## [CHALLENGE]
Single out each line with the word "细胞内液的" and copy it.

## [RAW RECORDS]
========================================================================

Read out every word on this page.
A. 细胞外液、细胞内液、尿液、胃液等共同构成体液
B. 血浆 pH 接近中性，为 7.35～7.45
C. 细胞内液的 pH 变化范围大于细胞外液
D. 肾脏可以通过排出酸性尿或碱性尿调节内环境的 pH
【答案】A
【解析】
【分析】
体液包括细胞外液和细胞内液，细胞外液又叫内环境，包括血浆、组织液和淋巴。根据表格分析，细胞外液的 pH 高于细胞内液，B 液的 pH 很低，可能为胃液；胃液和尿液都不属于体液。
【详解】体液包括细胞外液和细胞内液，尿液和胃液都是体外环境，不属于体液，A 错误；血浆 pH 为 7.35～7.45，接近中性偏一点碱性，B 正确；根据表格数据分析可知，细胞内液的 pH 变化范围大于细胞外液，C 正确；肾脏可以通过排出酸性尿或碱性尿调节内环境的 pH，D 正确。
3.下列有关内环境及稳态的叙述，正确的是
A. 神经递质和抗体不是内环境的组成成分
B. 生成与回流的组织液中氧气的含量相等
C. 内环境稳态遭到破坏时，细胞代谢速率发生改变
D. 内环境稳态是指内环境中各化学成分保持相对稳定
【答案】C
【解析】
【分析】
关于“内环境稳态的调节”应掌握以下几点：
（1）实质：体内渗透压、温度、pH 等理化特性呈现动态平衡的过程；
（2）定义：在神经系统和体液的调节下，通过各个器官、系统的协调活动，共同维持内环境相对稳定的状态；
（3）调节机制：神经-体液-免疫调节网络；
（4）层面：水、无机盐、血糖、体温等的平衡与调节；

========================================================================

## [EXPECTED ANSWER]
C. 细胞内液的 pH 变化范围大于细胞外液
【详解】体液包括细胞外液和细胞内液，尿液和胃液都是体外环境，不属于体液，A 错误；血浆 pH 为 7.35～7.45，接近中性偏一点碱性，B 正确；根据表格数据分析可知，细胞内液的 pH 变化范围大于细胞外液，C 正确；肾脏可以通过排出酸性尿或碱性尿调节内环境的 pH，D 正确。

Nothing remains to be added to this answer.